Begin Information shown

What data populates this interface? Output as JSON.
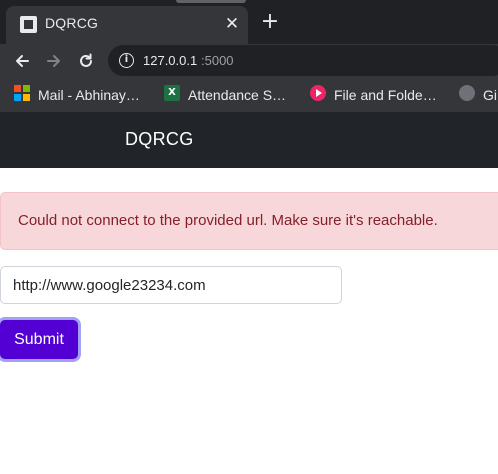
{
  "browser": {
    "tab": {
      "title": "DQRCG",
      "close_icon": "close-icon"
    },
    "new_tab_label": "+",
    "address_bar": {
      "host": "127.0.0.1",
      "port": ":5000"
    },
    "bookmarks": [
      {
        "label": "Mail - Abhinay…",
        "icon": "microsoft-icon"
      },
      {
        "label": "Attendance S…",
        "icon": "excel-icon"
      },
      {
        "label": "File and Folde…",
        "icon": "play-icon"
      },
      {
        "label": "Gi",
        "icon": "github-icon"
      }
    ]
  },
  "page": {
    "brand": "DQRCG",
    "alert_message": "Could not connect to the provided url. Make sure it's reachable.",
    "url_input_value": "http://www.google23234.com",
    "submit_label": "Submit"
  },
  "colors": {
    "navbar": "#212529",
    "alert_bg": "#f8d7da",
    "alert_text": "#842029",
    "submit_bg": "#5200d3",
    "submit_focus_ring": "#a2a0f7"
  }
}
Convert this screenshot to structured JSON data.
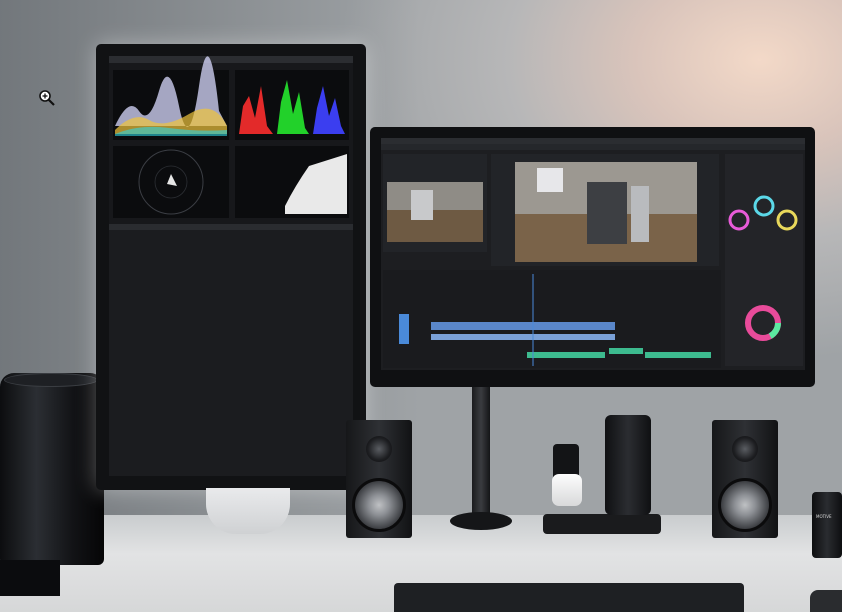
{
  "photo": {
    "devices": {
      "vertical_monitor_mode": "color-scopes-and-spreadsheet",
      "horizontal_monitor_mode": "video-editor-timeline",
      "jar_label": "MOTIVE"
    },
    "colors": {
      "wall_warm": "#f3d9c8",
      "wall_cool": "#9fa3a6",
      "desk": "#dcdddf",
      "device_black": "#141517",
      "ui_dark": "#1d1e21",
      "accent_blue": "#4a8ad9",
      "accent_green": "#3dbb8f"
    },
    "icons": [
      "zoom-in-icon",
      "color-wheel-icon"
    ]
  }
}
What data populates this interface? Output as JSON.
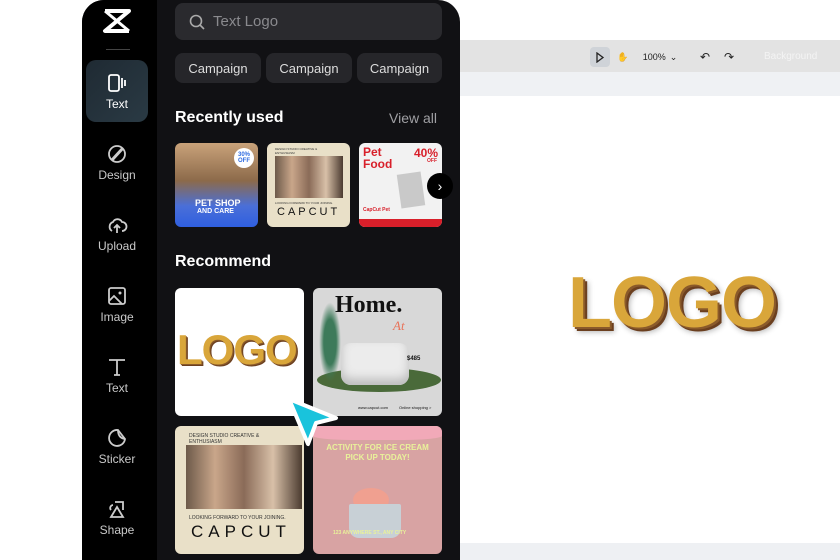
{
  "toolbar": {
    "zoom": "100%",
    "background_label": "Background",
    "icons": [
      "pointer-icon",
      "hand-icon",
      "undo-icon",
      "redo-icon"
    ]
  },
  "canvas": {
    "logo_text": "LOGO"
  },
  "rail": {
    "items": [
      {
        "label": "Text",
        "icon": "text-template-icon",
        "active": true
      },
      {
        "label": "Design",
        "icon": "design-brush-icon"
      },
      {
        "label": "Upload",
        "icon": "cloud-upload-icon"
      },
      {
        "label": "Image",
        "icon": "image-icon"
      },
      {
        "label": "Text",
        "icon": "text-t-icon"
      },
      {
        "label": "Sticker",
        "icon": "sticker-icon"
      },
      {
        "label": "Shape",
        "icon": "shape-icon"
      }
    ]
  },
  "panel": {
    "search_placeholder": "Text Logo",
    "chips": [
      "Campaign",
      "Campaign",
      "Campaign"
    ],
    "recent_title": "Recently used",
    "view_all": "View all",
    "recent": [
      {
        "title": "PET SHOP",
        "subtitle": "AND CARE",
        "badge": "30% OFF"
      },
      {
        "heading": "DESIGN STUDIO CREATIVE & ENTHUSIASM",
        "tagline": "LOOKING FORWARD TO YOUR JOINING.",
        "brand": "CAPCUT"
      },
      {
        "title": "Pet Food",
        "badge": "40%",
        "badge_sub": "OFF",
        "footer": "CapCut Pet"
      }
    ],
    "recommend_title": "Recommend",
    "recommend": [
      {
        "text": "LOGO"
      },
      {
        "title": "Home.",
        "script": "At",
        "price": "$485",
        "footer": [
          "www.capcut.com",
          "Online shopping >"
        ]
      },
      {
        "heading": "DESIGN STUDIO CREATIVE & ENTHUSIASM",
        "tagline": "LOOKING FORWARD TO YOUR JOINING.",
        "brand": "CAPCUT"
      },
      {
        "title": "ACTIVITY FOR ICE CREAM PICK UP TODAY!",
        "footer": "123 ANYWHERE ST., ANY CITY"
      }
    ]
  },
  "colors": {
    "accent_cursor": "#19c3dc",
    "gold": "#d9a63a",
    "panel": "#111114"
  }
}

End Information shown

_Directive:_ Exact duplication of all the records is required; pictures are omitted from the copy.

_Right answer:_
What data populates this interface? Output as JSON.
{
  "browser": {
    "tab": {
      "title": "DQRCG",
      "close_icon": "close-icon"
    },
    "new_tab_label": "+",
    "address_bar": {
      "host": "127.0.0.1",
      "port": ":5000"
    },
    "bookmarks": [
      {
        "label": "Mail - Abhinay…",
        "icon": "microsoft-icon"
      },
      {
        "label": "Attendance S…",
        "icon": "excel-icon"
      },
      {
        "label": "File and Folde…",
        "icon": "play-icon"
      },
      {
        "label": "Gi",
        "icon": "github-icon"
      }
    ]
  },
  "page": {
    "brand": "DQRCG",
    "alert_message": "Could not connect to the provided url. Make sure it's reachable.",
    "url_input_value": "http://www.google23234.com",
    "submit_label": "Submit"
  },
  "colors": {
    "navbar": "#212529",
    "alert_bg": "#f8d7da",
    "alert_text": "#842029",
    "submit_bg": "#5200d3",
    "submit_focus_ring": "#a2a0f7"
  }
}
Convert this screenshot to structured JSON data.
{
  "photo": {
    "devices": {
      "vertical_monitor_mode": "color-scopes-and-spreadsheet",
      "horizontal_monitor_mode": "video-editor-timeline",
      "jar_label": "MOTIVE"
    },
    "colors": {
      "wall_warm": "#f3d9c8",
      "wall_cool": "#9fa3a6",
      "desk": "#dcdddf",
      "device_black": "#141517",
      "ui_dark": "#1d1e21",
      "accent_blue": "#4a8ad9",
      "accent_green": "#3dbb8f"
    },
    "icons": [
      "zoom-in-icon",
      "color-wheel-icon"
    ]
  }
}
What data populates this interface? Output as JSON.
{
  "toolbar": {
    "zoom": "100%",
    "background_label": "Background",
    "icons": [
      "pointer-icon",
      "hand-icon",
      "undo-icon",
      "redo-icon"
    ]
  },
  "canvas": {
    "logo_text": "LOGO"
  },
  "rail": {
    "items": [
      {
        "label": "Text",
        "icon": "text-template-icon",
        "active": true
      },
      {
        "label": "Design",
        "icon": "design-brush-icon"
      },
      {
        "label": "Upload",
        "icon": "cloud-upload-icon"
      },
      {
        "label": "Image",
        "icon": "image-icon"
      },
      {
        "label": "Text",
        "icon": "text-t-icon"
      },
      {
        "label": "Sticker",
        "icon": "sticker-icon"
      },
      {
        "label": "Shape",
        "icon": "shape-icon"
      }
    ]
  },
  "panel": {
    "search_placeholder": "Text Logo",
    "chips": [
      "Campaign",
      "Campaign",
      "Campaign"
    ],
    "recent_title": "Recently used",
    "view_all": "View all",
    "recent": [
      {
        "title": "PET SHOP",
        "subtitle": "AND CARE",
        "badge": "30% OFF"
      },
      {
        "heading": "DESIGN STUDIO CREATIVE & ENTHUSIASM",
        "tagline": "LOOKING FORWARD TO YOUR JOINING.",
        "brand": "CAPCUT"
      },
      {
        "title": "Pet Food",
        "badge": "40%",
        "badge_sub": "OFF",
        "footer": "CapCut Pet"
      }
    ],
    "recommend_title": "Recommend",
    "recommend": [
      {
        "text": "LOGO"
      },
      {
        "title": "Home.",
        "script": "At",
        "price": "$485",
        "footer": [
          "www.capcut.com",
          "Online shopping >"
        ]
      },
      {
        "heading": "DESIGN STUDIO CREATIVE & ENTHUSIASM",
        "tagline": "LOOKING FORWARD TO YOUR JOINING.",
        "brand": "CAPCUT"
      },
      {
        "title": "ACTIVITY FOR ICE CREAM PICK UP TODAY!",
        "footer": "123 ANYWHERE ST., ANY CITY"
      }
    ]
  },
  "colors": {
    "accent_cursor": "#19c3dc",
    "gold": "#d9a63a",
    "panel": "#111114"
  }
}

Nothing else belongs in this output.